**WRITTEN INSTRUCTION:**
Review the material and extract every line in which the word "meta" occurs.

· · ·

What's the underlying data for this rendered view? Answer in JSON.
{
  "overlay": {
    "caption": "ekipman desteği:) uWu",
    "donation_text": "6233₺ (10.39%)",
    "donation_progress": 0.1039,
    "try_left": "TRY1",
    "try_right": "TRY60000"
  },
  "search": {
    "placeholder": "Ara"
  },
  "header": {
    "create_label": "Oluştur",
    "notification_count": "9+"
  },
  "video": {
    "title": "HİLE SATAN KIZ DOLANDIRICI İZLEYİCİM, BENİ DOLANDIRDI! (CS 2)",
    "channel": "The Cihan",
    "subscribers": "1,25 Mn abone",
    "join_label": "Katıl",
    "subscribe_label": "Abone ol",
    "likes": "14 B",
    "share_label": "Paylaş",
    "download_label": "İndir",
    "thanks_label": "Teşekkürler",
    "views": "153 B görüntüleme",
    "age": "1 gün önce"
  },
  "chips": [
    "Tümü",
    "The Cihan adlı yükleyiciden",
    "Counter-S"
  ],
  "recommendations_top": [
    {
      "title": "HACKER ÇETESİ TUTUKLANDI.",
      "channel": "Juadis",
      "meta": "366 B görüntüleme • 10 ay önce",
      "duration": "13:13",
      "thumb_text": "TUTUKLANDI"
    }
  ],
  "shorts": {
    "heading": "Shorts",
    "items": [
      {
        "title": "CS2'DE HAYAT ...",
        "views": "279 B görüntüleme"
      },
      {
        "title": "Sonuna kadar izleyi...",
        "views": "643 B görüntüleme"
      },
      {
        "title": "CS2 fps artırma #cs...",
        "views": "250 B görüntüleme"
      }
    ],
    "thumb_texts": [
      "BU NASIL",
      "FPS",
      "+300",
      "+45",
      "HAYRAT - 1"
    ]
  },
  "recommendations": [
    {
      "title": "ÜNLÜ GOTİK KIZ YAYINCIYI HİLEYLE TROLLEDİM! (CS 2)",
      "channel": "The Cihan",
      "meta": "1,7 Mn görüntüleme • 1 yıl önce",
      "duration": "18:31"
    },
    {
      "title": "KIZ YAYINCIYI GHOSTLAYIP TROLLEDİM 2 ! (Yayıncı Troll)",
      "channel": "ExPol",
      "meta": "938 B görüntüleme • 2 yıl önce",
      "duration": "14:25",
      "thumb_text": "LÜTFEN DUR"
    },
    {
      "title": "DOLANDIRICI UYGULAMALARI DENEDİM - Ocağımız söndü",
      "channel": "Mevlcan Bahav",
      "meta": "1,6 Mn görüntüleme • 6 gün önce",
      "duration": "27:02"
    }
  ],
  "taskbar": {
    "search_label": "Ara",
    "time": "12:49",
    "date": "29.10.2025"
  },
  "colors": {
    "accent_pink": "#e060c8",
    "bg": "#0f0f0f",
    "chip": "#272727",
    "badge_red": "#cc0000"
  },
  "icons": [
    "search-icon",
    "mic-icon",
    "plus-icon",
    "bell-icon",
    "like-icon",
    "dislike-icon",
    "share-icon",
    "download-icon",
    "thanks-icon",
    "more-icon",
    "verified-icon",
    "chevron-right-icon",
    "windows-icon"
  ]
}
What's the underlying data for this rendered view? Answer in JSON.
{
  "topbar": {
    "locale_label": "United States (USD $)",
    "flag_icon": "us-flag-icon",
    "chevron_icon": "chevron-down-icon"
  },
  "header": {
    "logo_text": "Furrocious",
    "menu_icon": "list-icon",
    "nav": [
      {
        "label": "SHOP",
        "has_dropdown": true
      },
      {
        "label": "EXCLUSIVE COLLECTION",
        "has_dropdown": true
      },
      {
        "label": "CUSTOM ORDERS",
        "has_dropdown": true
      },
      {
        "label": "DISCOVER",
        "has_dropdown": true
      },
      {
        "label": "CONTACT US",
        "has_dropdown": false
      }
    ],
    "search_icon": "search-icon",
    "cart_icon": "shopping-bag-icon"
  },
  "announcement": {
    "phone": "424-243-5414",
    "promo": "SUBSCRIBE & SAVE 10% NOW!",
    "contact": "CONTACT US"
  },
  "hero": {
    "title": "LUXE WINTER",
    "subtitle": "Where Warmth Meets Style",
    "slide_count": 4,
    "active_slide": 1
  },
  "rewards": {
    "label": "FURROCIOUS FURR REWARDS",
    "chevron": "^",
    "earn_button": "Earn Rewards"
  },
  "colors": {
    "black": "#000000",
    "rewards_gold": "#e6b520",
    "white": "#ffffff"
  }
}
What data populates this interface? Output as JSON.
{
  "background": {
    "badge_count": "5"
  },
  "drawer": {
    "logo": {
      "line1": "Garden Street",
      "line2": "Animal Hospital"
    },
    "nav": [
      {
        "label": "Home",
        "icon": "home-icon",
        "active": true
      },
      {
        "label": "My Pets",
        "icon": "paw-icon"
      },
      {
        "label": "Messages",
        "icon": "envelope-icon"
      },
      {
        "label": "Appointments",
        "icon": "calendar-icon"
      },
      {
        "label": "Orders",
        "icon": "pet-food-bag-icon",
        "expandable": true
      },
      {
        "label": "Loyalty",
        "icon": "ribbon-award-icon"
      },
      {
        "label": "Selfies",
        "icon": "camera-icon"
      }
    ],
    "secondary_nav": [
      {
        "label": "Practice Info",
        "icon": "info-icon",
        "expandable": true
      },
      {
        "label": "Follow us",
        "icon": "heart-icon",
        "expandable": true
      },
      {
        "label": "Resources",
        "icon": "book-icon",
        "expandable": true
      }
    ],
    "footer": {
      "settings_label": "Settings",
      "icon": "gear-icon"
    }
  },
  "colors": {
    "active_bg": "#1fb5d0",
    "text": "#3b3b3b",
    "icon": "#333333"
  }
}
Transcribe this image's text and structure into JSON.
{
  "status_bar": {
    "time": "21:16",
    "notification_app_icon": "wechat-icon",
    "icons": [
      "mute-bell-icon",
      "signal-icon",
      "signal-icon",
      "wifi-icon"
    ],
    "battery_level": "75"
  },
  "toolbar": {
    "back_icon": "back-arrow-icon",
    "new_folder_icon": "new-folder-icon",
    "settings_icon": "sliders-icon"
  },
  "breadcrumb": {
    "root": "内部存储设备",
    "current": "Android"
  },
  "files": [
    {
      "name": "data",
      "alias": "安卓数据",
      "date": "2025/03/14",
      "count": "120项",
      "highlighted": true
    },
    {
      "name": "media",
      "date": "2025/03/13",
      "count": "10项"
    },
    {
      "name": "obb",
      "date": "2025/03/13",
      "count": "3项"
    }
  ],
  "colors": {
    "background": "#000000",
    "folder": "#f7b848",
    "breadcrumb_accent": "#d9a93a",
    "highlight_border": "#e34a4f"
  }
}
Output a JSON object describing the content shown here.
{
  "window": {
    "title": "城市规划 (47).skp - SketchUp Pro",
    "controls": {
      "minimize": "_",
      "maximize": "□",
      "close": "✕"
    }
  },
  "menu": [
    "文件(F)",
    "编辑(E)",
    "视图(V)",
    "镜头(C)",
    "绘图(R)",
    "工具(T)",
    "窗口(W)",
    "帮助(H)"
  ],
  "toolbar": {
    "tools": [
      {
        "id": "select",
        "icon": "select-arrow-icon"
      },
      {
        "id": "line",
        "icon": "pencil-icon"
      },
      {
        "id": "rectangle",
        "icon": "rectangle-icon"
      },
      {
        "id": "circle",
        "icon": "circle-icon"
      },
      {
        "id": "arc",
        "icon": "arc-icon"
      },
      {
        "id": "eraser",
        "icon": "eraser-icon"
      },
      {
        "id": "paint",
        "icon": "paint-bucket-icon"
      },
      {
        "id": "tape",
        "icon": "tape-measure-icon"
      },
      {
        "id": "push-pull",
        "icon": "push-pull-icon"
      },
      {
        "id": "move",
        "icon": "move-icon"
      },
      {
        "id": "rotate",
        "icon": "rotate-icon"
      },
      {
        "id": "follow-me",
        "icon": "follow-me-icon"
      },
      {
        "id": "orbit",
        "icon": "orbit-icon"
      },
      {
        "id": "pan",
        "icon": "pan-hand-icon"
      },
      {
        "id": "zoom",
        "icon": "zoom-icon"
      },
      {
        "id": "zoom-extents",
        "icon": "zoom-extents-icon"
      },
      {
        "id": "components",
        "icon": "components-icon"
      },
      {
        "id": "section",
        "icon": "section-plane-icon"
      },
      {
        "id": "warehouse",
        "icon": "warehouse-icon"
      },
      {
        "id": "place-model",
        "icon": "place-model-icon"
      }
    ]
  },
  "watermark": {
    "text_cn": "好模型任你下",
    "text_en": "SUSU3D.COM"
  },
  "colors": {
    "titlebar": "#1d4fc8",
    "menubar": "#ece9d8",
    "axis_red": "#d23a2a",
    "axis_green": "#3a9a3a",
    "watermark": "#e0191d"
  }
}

· · ·

**RIGHT ANSWER:**
      "meta": "366 B görüntüleme • 10 ay önce",
      "meta": "1,7 Mn görüntüleme • 1 yıl önce",
      "meta": "938 B görüntüleme • 2 yıl önce",
      "meta": "1,6 Mn görüntüleme • 6 gün önce",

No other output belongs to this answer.